> _Task prompt_: Copy the data word for word, keeping every line.

Dataset items:
====

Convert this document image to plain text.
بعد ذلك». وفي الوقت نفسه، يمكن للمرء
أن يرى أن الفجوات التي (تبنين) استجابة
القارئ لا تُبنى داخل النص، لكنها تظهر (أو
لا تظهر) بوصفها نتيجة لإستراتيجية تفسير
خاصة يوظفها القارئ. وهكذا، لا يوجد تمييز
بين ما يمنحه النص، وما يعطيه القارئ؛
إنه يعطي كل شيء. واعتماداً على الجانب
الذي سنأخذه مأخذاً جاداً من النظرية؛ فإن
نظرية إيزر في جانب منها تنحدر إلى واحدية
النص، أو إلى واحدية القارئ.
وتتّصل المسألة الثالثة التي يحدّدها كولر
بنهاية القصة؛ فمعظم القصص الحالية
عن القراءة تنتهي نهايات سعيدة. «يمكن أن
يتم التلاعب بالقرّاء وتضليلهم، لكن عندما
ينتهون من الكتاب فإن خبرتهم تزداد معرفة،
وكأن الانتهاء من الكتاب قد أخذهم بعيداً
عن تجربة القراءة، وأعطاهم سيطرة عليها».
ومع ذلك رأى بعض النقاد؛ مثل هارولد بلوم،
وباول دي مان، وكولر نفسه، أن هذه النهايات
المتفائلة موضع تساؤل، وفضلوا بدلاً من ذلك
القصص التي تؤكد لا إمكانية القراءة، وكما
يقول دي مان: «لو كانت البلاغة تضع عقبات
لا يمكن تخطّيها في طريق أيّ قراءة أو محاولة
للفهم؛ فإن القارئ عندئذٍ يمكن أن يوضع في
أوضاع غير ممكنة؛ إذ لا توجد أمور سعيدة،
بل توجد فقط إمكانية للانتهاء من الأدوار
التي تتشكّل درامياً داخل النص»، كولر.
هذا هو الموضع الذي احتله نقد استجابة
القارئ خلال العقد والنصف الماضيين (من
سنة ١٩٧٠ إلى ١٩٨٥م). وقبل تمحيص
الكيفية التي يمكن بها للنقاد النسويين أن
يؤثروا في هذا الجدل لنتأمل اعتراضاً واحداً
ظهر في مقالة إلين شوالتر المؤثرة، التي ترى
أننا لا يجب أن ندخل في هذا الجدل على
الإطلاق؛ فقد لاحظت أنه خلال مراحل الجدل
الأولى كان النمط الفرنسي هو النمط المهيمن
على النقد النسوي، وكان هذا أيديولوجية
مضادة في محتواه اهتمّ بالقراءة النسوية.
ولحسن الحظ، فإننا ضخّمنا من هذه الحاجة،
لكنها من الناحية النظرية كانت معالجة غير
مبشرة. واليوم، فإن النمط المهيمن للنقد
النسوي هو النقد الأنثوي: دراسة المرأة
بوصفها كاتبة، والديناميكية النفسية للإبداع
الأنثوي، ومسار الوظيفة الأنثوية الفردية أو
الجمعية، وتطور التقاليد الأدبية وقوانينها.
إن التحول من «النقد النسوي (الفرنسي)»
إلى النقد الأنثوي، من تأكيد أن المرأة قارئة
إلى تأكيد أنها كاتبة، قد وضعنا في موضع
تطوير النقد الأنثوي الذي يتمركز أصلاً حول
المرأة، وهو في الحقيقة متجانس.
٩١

====

> _Answer to the problem_:
Convert this document image to plain text.
بعد ذلك». وفي الوقت نفسه، يمكن للمرء
أن يرى أن الفجوات التي (تبنين) استجابة
القارئ لا تُبنى داخل النص، لكنها تظهر (أو
لا تظهر) بوصفها نتيجة لإستراتيجية تفسير
خاصة يوظفها القارئ. وهكذا، لا يوجد تمييز
بين ما يمنحه النص، وما يعطيه القارئ؛
إنه يعطي كل شيء. واعتماداً على الجانب
الذي سنأخذه مأخذاً جاداً من النظرية؛ فإن
نظرية إيزر في جانب منها تنحدر إلى واحدية
النص، أو إلى واحدية القارئ.
وتتّصل المسألة الثالثة التي يحدّدها كولر
بنهاية القصة؛ فمعظم القصص الحالية
عن القراءة تنتهي نهايات سعيدة. «يمكن أن
يتم التلاعب بالقرّاء وتضليلهم، لكن عندما
ينتهون من الكتاب فإن خبرتهم تزداد معرفة،
وكأن الانتهاء من الكتاب قد أخذهم بعيداً
عن تجربة القراءة، وأعطاهم سيطرة عليها».
ومع ذلك رأى بعض النقاد؛ مثل هارولد بلوم،
وباول دي مان، وكولر نفسه، أن هذه النهايات
المتفائلة موضع تساؤل، وفضلوا بدلاً من ذلك
القصص التي تؤكد لا إمكانية القراءة، وكما
يقول دي مان: «لو كانت البلاغة تضع عقبات
لا يمكن تخطّيها في طريق أيّ قراءة أو محاولة
للفهم؛ فإن القارئ عندئذٍ يمكن أن يوضع في
أوضاع غير ممكنة؛ إذ لا توجد أمور سعيدة،
بل توجد فقط إمكانية للانتهاء من الأدوار
التي تتشكّل درامياً داخل النص»، كولر.
هذا هو الموضع الذي احتله نقد استجابة
القارئ خلال العقد والنصف الماضيين (من
سنة ١٩٧٠ إلى ١٩٨٥م). وقبل تمحيص
الكيفية التي يمكن بها للنقاد النسويين أن
يؤثروا في هذا الجدل لنتأمل اعتراضاً واحداً
ظهر في مقالة إلين شوالتر المؤثرة، التي ترى
أننا لا يجب أن ندخل في هذا الجدل على
الإطلاق؛ فقد لاحظت أنه خلال مراحل الجدل
الأولى كان النمط الفرنسي هو النمط المهيمن
على النقد النسوي، وكان هذا أيديولوجية
مضادة في محتواه اهتمّ بالقراءة النسوية.
ولحسن الحظ، فإننا ضخّمنا من هذه الحاجة،
لكنها من الناحية النظرية كانت معالجة غير
مبشرة. واليوم، فإن النمط المهيمن للنقد
النسوي هو النقد الأنثوي: دراسة المرأة
بوصفها كاتبة، والديناميكية النفسية للإبداع
الأنثوي، ومسار الوظيفة الأنثوية الفردية أو
الجمعية، وتطور التقاليد الأدبية وقوانينها.
إن التحول من «النقد النسوي (الفرنسي)»
إلى النقد الأنثوي، من تأكيد أن المرأة قارئة
إلى تأكيد أنها كاتبة، قد وضعنا في موضع
تطوير النقد الأنثوي الذي يتمركز أصلاً حول
المرأة، وهو في الحقيقة متجانس.
٩١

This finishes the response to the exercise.